** Start Reading passage **
I studied derivative of function ${f^{-1}}'(y)=\frac1{{f}'(x)}$
When I tried above proof , it needs continuity of inverse function
At this point , I have a question
$f$ is continuous on D , then what condition implies continuity of inverse? (on D or at $x$)
If $f$ is differentiable at $x$ then inverse function is continuous at $f(x)$?
(1) You know nothing about the continuity of the inverse function. For example the function $\displaystyle f(x)= \left\{\begin{matrix} x &, &x \in [0, 1] \\ & & \\ x-1& , & x \in (2, 3) \end{matrix}\right.$ is continuous whereas its inverse defined as
$$f^{-1}(x)= \left\{\begin{matrix} x &, &x \in (0, 1] \\ x+1&, & x \in (1, 2] \end{matrix}\right.$$
is not continuous. Of course if $f$ is continuous in a compact interval , that is an interval $[a, b]$ then , yes, the inverse function is also continuous. (It is a theorem)
Update: In order to answer the initial question , conditions that may impliy contiunity are:
1. A function $f$ is strictly monotonic and continuous on an interval $[a, b]$ then the inverse is continuous. This also holds if $[a, b]$ is replaced with a random $I \subseteq \mathbb{R}$.
** End Reading passage **
** Start Record extracts **
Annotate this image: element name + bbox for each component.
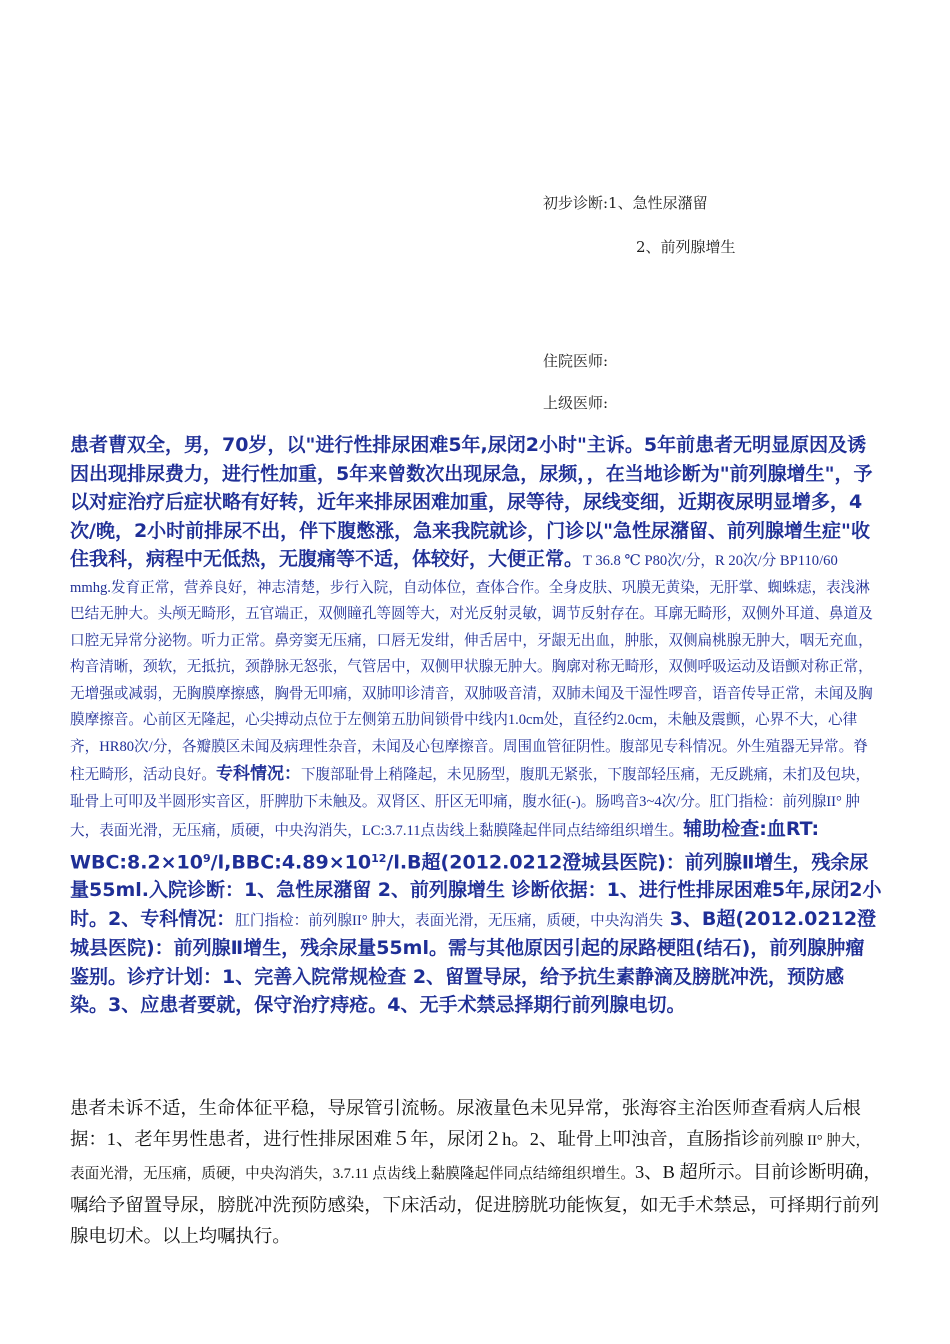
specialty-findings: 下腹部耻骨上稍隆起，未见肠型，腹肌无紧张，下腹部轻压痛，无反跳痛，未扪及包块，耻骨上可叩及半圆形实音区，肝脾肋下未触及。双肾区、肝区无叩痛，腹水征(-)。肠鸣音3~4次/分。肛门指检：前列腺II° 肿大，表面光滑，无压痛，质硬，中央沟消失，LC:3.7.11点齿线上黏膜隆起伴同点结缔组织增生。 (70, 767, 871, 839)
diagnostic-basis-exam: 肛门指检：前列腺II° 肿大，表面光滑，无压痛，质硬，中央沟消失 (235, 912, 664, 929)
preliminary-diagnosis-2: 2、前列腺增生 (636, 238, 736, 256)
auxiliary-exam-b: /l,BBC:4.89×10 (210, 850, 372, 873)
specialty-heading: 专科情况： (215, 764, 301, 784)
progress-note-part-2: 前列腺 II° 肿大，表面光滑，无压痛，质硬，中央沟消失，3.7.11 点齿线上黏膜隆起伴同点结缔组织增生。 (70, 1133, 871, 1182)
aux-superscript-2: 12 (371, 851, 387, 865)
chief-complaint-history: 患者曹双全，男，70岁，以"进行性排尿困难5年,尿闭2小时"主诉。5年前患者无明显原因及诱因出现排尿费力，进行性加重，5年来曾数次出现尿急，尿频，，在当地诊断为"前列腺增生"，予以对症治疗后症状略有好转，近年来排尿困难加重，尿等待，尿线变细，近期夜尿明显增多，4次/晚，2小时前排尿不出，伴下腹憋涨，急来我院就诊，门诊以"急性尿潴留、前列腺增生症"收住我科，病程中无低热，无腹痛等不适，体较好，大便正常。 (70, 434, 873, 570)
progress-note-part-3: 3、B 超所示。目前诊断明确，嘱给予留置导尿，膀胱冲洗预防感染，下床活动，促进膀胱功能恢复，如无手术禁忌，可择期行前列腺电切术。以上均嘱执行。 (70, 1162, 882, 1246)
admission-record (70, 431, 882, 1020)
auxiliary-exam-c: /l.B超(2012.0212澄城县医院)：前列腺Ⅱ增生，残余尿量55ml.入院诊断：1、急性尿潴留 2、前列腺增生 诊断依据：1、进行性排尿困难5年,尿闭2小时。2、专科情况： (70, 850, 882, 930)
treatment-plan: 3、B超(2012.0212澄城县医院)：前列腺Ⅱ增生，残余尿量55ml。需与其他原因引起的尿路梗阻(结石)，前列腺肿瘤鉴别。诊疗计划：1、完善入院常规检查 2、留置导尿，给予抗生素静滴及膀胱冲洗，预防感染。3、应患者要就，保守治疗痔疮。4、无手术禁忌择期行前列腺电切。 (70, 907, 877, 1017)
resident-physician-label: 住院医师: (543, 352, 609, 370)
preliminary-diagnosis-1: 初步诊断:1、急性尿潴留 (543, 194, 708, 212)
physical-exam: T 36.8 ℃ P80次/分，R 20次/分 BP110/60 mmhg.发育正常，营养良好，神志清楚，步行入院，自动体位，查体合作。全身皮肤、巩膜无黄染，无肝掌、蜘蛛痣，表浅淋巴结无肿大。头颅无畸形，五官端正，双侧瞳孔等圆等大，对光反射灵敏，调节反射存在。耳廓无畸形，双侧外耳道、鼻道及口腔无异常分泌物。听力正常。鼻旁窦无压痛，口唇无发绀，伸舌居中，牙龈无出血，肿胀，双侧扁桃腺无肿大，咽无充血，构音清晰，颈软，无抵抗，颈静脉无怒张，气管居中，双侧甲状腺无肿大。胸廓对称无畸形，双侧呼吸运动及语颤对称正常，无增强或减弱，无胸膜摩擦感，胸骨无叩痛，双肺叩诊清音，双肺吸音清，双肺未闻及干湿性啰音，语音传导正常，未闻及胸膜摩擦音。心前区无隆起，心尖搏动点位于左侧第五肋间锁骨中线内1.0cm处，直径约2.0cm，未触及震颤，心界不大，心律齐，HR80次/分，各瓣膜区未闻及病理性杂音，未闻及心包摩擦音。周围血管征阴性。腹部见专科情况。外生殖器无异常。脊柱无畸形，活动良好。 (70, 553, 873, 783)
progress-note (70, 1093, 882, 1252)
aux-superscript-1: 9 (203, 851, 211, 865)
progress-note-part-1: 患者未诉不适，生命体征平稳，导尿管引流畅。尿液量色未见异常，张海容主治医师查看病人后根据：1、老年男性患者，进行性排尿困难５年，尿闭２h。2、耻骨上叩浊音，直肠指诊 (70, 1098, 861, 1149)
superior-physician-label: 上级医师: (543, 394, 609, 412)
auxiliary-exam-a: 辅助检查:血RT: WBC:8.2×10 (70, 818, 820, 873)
** End Record extracts **
** Start Record extracts **
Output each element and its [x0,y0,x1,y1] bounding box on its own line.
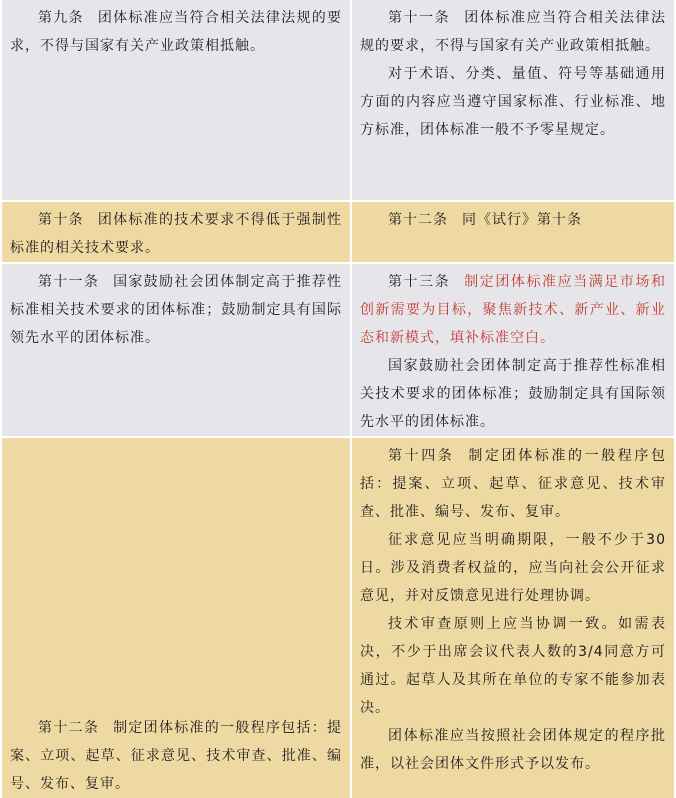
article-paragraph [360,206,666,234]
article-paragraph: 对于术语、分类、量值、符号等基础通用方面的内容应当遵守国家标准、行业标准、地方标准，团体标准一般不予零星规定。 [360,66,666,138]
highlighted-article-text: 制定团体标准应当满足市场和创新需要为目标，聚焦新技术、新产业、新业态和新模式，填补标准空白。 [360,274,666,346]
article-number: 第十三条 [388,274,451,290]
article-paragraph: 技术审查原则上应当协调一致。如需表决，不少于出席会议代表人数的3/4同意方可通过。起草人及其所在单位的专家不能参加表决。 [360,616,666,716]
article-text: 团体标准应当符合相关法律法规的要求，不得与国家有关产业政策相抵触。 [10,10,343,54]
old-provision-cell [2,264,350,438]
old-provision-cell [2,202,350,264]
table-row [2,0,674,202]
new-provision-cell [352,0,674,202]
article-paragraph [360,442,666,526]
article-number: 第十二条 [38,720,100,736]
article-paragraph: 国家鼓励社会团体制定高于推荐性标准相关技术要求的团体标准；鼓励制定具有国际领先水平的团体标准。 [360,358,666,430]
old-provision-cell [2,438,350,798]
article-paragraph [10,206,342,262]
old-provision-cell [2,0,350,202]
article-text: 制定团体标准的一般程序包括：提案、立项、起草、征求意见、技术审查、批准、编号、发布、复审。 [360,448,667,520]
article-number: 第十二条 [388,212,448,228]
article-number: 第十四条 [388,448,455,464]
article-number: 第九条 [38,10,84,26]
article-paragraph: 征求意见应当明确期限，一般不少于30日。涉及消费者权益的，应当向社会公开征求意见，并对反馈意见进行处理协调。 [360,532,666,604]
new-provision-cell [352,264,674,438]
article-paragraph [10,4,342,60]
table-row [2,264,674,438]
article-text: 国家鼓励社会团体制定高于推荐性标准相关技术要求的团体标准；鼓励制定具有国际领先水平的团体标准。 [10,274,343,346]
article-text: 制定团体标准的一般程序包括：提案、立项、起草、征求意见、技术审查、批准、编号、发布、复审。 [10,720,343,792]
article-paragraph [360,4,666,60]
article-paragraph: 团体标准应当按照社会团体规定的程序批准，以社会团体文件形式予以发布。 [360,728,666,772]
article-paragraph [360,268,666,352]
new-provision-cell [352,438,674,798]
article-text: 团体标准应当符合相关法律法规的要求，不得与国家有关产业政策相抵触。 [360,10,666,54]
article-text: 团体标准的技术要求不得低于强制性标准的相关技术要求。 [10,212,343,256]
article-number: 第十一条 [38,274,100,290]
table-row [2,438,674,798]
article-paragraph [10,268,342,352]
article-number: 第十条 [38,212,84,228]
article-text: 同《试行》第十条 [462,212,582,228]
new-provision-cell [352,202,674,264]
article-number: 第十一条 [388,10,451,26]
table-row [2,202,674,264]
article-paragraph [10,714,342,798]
** End Record extracts **
[Required work]
1) Rewrite the rows of the second block, starting at the row containing "article-paragraph [360,206,666,234]" and ending at the row containing "article-paragraph [10,714,342,798]", with "old-provision-cell" replaced by "former-provision-cell" and everything else left unchanged.
2) Extend the thread on the continuity of inverse functions, picking up after its final sentence.
The thread on the continuity of inverse functions and the rows in the two blocks have no connection to each other.

[Responses by task]
1)
article-paragraph [360,206,666,234]
article-paragraph: 对于术语、分类、量值、符号等基础通用方面的内容应当遵守国家标准、行业标准、地方标准，团体标准一般不予零星规定。 [360,66,666,138]
highlighted-article-text: 制定团体标准应当满足市场和创新需要为目标，聚焦新技术、新产业、新业态和新模式，填补标准空白。 [360,274,666,346]
article-number: 第十三条 [388,274,451,290]
article-paragraph: 技术审查原则上应当协调一致。如需表决，不少于出席会议代表人数的3/4同意方可通过。起草人及其所在单位的专家不能参加表决。 [360,616,666,716]
article-text: 团体标准应当符合相关法律法规的要求，不得与国家有关产业政策相抵触。 [10,10,343,54]
former-provision-cell [2,264,350,438]
former-provision-cell [2,202,350,264]
table-row [2,0,674,202]
new-provision-cell [352,0,674,202]
article-paragraph [360,442,666,526]
article-number: 第十二条 [38,720,100,736]
article-paragraph: 国家鼓励社会团体制定高于推荐性标准相关技术要求的团体标准；鼓励制定具有国际领先水平的团体标准。 [360,358,666,430]
former-provision-cell [2,438,350,798]
article-paragraph [10,206,342,262]
former-provision-cell [2,0,350,202]
article-text: 制定团体标准的一般程序包括：提案、立项、起草、征求意见、技术审查、批准、编号、发布、复审。 [360,448,667,520]
article-number: 第十二条 [388,212,448,228]
article-number: 第十四条 [388,448,455,464]
article-number: 第九条 [38,10,84,26]
article-paragraph: 征求意见应当明确期限，一般不少于30日。涉及消费者权益的，应当向社会公开征求意见，并对反馈意见进行处理协调。 [360,532,666,604]
new-provision-cell [352,264,674,438]
article-paragraph [10,4,342,60]
table-row [2,264,674,438]
article-text: 国家鼓励社会团体制定高于推荐性标准相关技术要求的团体标准；鼓励制定具有国际领先水平的团体标准。 [10,274,343,346]
article-text: 制定团体标准的一般程序包括：提案、立项、起草、征求意见、技术审查、批准、编号、发布、复审。 [10,720,343,792]
article-paragraph [360,4,666,60]
article-paragraph: 团体标准应当按照社会团体规定的程序批准，以社会团体文件形式予以发布。 [360,728,666,772]
article-paragraph [360,268,666,352]
new-provision-cell [352,438,674,798]
article-text: 团体标准应当符合相关法律法规的要求，不得与国家有关产业政策相抵触。 [360,10,666,54]
article-text: 团体标准的技术要求不得低于强制性标准的相关技术要求。 [10,212,343,256]
article-number: 第十一条 [38,274,100,290]
table-row [2,438,674,798]
article-paragraph [10,268,342,352]
article-number: 第十条 [38,212,84,228]
article-text: 同《试行》第十条 [462,212,582,228]
new-provision-cell [352,202,674,264]
article-number: 第十一条 [388,10,451,26]
table-row [2,202,674,264]
article-paragraph [10,714,342,798]

2)
2. A function $f$ is defined on an open interval $I$ and there it is continuous and bijective , then the inverse is also continuous.
(2) Not necessarily. It holds that:
$$\left ( f^{-1}(y) \right )' = \frac{1}{f'(x)}$$
Ok, $f$ is differentiable but no-one can guarantee you that $f'$ is continuous. Therefore you cannot extract such a result. See my counter example above. (of course the theorem you proved holds under the assumption that $f'(x) \neq 0$.)
If you suppose $f$ injective and if $f(U)$ is an open set for $U$ an open set, then the inverse function is continuous.
In order to have continuity of inverse you need continuity of the derivative.
I apologize. Although I read the question I wrote a wrong answer for the first part. Anyway, I leave the answer as it. If needed I can always update it.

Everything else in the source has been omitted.